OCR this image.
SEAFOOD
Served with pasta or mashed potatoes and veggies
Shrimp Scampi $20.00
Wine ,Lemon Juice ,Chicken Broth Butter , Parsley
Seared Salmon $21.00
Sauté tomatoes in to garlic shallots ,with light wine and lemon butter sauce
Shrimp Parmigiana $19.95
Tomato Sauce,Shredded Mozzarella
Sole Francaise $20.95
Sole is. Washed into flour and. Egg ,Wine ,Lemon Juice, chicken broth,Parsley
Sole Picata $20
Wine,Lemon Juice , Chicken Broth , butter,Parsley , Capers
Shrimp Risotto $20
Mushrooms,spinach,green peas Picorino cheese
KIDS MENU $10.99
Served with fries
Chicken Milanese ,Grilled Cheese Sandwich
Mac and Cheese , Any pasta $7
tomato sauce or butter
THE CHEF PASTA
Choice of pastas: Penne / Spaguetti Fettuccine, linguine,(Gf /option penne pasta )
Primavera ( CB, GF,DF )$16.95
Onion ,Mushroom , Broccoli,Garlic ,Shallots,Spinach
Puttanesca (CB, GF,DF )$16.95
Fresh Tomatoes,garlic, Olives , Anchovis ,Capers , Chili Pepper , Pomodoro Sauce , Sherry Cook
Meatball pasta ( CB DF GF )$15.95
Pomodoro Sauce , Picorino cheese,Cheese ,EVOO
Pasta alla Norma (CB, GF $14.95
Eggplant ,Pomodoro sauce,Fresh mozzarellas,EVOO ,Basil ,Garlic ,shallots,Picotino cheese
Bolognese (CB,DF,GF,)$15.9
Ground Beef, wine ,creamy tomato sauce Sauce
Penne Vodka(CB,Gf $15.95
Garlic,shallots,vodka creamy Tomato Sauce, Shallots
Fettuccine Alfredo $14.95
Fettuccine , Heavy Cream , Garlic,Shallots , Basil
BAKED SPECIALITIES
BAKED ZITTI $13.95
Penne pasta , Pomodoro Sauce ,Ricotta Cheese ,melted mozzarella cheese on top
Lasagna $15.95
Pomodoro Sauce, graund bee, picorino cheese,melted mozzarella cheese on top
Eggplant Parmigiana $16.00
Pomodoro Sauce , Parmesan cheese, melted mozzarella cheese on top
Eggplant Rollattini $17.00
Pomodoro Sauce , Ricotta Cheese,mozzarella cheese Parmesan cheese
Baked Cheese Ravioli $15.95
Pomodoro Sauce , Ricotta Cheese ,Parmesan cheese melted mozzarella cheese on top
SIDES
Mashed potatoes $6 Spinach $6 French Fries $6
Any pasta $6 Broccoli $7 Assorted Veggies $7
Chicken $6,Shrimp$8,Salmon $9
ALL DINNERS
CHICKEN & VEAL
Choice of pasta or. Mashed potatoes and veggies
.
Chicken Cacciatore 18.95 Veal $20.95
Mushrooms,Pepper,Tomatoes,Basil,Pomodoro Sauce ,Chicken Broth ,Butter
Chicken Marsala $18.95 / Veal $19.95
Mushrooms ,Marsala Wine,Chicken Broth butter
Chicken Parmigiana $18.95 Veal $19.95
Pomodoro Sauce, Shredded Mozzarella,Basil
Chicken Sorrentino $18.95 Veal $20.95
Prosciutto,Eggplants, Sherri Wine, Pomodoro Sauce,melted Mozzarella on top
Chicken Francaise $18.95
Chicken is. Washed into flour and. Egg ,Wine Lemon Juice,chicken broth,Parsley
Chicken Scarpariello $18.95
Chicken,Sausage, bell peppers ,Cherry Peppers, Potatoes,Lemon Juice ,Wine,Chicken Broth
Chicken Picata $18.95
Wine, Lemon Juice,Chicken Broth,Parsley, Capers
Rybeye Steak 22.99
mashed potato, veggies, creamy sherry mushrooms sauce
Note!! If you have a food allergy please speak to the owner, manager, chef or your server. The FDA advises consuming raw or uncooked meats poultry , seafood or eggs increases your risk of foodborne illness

* Written problem
Write all of the records out again exactly.

* Worked solution
OCR this image.
SEAFOOD
Served with pasta or mashed potatoes and veggies
Shrimp Scampi $20.00
Wine ,Lemon Juice ,Chicken Broth Butter , Parsley
Seared Salmon $21.00
Sauté tomatoes in to garlic shallots ,with light wine and lemon butter sauce
Shrimp Parmigiana $19.95
Tomato Sauce,Shredded Mozzarella
Sole Francaise $20.95
Sole is. Washed into flour and. Egg ,Wine ,Lemon Juice, chicken broth,Parsley
Sole Picata $20
Wine,Lemon Juice , Chicken Broth , butter,Parsley , Capers
Shrimp Risotto $20
Mushrooms,spinach,green peas Picorino cheese
KIDS MENU $10.99
Served with fries
Chicken Milanese ,Grilled Cheese Sandwich
Mac and Cheese , Any pasta $7
tomato sauce or butter
THE CHEF PASTA
Choice of pastas: Penne / Spaguetti Fettuccine, linguine,(Gf /option penne pasta )
Primavera ( CB, GF,DF )$16.95
Onion ,Mushroom , Broccoli,Garlic ,Shallots,Spinach
Puttanesca (CB, GF,DF )$16.95
Fresh Tomatoes,garlic, Olives , Anchovis ,Capers , Chili Pepper , Pomodoro Sauce , Sherry Cook
Meatball pasta ( CB DF GF )$15.95
Pomodoro Sauce , Picorino cheese,Cheese ,EVOO
Pasta alla Norma (CB, GF $14.95
Eggplant ,Pomodoro sauce,Fresh mozzarellas,EVOO ,Basil ,Garlic ,shallots,Picotino cheese
Bolognese (CB,DF,GF,)$15.9
Ground Beef, wine ,creamy tomato sauce Sauce
Penne Vodka(CB,Gf $15.95
Garlic,shallots,vodka creamy Tomato Sauce, Shallots
Fettuccine Alfredo $14.95
Fettuccine , Heavy Cream , Garlic,Shallots , Basil
BAKED SPECIALITIES
BAKED ZITTI $13.95
Penne pasta , Pomodoro Sauce ,Ricotta Cheese ,melted mozzarella cheese on top
Lasagna $15.95
Pomodoro Sauce, graund bee, picorino cheese,melted mozzarella cheese on top
Eggplant Parmigiana $16.00
Pomodoro Sauce , Parmesan cheese, melted mozzarella cheese on top
Eggplant Rollattini $17.00
Pomodoro Sauce , Ricotta Cheese,mozzarella cheese Parmesan cheese
Baked Cheese Ravioli $15.95
Pomodoro Sauce , Ricotta Cheese ,Parmesan cheese melted mozzarella cheese on top
SIDES
Mashed potatoes $6 Spinach $6 French Fries $6
Any pasta $6 Broccoli $7 Assorted Veggies $7
Chicken $6,Shrimp$8,Salmon $9
ALL DINNERS
CHICKEN & VEAL
Choice of pasta or. Mashed potatoes and veggies
.
Chicken Cacciatore 18.95 Veal $20.95
Mushrooms,Pepper,Tomatoes,Basil,Pomodoro Sauce ,Chicken Broth ,Butter
Chicken Marsala $18.95 / Veal $19.95
Mushrooms ,Marsala Wine,Chicken Broth butter
Chicken Parmigiana $18.95 Veal $19.95
Pomodoro Sauce, Shredded Mozzarella,Basil
Chicken Sorrentino $18.95 Veal $20.95
Prosciutto,Eggplants, Sherri Wine, Pomodoro Sauce,melted Mozzarella on top
Chicken Francaise $18.95
Chicken is. Washed into flour and. Egg ,Wine Lemon Juice,chicken broth,Parsley
Chicken Scarpariello $18.95
Chicken,Sausage, bell peppers ,Cherry Peppers, Potatoes,Lemon Juice ,Wine,Chicken Broth
Chicken Picata $18.95
Wine, Lemon Juice,Chicken Broth,Parsley, Capers
Rybeye Steak 22.99
mashed potato, veggies, creamy sherry mushrooms sauce
Note!! If you have a food allergy please speak to the owner, manager, chef or your server. The FDA advises consuming raw or uncooked meats poultry , seafood or eggs increases your risk of foodborne illness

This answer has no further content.